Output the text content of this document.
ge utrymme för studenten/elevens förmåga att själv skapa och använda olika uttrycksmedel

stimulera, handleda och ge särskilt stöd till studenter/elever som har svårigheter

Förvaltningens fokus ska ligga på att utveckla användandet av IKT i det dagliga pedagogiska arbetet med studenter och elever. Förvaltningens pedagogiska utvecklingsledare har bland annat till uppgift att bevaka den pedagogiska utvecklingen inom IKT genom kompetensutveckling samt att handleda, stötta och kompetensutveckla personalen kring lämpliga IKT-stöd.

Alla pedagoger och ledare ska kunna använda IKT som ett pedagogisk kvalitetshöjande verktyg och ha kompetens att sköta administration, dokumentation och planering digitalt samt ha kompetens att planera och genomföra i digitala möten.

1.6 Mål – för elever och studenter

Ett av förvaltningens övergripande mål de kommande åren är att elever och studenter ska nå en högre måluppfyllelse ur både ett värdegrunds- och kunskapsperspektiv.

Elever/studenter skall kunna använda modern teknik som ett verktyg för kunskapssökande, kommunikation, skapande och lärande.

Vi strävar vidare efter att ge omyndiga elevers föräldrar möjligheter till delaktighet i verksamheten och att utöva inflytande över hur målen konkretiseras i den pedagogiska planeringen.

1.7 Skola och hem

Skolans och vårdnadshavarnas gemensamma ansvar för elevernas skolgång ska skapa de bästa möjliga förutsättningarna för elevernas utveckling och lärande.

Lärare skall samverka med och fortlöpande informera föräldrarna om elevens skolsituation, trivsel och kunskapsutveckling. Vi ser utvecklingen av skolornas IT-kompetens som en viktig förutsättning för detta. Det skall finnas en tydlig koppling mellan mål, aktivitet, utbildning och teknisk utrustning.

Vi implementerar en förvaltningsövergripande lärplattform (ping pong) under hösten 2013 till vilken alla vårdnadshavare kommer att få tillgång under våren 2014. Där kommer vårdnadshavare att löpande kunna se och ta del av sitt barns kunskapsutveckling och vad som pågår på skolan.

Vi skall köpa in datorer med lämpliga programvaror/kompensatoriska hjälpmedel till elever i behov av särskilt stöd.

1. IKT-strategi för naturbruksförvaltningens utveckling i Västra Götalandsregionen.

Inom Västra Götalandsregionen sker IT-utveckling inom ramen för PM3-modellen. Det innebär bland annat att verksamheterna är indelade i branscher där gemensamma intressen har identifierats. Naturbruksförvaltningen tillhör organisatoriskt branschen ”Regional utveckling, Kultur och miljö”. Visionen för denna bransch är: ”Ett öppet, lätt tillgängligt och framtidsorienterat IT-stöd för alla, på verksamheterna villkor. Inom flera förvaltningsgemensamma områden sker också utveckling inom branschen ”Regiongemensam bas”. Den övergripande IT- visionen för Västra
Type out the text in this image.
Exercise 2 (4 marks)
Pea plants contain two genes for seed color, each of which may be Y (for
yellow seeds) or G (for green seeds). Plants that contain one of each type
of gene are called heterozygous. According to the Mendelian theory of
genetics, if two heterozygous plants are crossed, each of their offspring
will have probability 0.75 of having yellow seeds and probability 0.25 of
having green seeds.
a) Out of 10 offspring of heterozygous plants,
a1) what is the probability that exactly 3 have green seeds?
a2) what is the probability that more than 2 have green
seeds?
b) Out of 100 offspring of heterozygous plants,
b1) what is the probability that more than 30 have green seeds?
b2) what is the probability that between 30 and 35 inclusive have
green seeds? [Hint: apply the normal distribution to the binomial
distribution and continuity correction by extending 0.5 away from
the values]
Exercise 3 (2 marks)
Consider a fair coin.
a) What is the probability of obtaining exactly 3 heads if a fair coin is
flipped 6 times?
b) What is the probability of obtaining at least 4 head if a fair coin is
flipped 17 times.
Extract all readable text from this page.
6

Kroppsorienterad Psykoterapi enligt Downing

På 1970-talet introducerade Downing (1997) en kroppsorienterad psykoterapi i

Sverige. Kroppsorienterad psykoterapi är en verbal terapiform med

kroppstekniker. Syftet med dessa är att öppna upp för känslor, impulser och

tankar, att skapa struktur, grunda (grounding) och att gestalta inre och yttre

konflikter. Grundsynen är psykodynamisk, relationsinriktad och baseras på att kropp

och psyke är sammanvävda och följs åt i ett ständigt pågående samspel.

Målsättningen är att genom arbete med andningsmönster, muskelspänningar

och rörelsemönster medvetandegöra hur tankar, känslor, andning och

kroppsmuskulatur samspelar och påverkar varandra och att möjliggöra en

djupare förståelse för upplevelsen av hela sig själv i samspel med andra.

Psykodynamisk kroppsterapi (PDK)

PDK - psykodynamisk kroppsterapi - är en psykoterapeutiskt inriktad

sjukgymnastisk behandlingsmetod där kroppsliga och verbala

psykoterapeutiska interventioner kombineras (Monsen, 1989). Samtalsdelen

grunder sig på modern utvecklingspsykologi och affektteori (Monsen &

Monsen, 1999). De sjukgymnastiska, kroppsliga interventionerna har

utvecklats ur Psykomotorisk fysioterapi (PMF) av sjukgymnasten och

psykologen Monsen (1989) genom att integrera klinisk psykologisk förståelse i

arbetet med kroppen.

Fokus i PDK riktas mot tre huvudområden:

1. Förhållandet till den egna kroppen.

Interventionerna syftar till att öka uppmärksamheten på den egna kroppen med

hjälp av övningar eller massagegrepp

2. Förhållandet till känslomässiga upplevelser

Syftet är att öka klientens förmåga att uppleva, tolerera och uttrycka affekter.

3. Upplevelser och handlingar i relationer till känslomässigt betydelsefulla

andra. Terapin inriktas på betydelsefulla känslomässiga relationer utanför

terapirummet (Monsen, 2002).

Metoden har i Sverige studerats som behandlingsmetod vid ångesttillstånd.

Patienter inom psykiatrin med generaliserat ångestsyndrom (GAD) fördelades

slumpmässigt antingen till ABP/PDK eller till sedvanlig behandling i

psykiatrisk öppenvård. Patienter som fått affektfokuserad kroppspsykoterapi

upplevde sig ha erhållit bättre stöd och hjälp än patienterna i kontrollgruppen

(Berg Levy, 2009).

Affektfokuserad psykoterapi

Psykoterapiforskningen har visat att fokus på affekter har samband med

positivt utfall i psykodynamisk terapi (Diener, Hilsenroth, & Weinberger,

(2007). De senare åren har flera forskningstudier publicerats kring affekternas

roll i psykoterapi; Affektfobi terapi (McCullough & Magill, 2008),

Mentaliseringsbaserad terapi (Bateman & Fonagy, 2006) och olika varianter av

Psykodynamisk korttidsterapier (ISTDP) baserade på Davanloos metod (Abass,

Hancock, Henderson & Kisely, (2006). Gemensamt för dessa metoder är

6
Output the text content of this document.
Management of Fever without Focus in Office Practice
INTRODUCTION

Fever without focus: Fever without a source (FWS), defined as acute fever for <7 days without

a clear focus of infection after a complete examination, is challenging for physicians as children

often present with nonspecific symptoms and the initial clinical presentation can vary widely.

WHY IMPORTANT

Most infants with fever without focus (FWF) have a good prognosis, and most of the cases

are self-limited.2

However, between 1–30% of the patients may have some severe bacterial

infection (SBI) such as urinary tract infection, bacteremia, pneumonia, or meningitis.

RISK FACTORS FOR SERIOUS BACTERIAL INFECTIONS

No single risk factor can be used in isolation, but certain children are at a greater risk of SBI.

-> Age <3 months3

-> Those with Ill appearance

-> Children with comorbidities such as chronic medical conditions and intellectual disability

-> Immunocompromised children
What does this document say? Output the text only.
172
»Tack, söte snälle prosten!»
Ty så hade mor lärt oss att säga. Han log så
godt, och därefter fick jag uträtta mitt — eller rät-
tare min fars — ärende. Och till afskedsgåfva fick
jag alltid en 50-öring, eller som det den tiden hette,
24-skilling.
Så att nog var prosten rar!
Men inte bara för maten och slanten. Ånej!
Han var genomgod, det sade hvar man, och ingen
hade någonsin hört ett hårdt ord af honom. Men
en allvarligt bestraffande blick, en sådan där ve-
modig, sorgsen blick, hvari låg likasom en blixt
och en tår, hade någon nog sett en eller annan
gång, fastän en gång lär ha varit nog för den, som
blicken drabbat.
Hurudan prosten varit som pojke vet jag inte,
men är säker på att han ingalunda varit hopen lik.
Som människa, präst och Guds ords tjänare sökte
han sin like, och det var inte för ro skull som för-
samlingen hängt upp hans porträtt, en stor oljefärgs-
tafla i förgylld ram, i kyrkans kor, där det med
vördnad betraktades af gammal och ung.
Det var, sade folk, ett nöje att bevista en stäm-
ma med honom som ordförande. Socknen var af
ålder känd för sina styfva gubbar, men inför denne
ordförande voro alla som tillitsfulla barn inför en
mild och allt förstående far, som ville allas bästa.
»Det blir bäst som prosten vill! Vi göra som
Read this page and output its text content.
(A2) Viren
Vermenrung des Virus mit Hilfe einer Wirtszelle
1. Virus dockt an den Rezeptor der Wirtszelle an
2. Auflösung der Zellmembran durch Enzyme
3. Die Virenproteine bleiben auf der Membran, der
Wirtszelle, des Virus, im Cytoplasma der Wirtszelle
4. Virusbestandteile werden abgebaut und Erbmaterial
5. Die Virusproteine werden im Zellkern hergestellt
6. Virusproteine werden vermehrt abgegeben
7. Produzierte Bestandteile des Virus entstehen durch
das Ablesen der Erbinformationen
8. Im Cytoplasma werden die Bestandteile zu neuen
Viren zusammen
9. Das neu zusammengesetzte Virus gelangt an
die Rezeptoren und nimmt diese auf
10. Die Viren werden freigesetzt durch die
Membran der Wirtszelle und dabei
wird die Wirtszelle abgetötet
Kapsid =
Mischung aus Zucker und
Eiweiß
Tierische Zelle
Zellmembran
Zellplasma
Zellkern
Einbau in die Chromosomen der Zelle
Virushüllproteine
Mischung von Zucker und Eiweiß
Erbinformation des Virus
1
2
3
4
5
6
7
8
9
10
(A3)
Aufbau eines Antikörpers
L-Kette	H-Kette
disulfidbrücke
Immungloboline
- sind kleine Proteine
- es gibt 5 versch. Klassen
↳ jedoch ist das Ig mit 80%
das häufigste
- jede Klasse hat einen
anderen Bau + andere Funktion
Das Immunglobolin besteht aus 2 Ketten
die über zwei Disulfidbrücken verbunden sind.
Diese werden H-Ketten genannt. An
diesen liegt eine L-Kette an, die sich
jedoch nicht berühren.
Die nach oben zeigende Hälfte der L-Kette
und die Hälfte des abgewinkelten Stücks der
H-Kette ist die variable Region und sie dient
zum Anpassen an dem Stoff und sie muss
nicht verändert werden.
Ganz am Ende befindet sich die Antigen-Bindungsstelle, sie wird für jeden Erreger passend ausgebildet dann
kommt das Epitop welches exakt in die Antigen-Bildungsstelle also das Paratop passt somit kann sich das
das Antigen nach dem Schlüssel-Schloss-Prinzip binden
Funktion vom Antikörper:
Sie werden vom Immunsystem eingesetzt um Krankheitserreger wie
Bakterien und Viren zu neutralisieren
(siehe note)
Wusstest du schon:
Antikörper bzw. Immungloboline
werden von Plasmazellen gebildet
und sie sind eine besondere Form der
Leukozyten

==*==

■ **TASK TO COMPLETE**
Go through the records above, find each line with the string "durch", and copy it.

■ **WRITTEN SOLUTION**
2. Auflösung der Zellmembran durch Enzyme
7. Produzierte Bestandteile des Virus entstehen durch
10. Die Viren werden freigesetzt durch die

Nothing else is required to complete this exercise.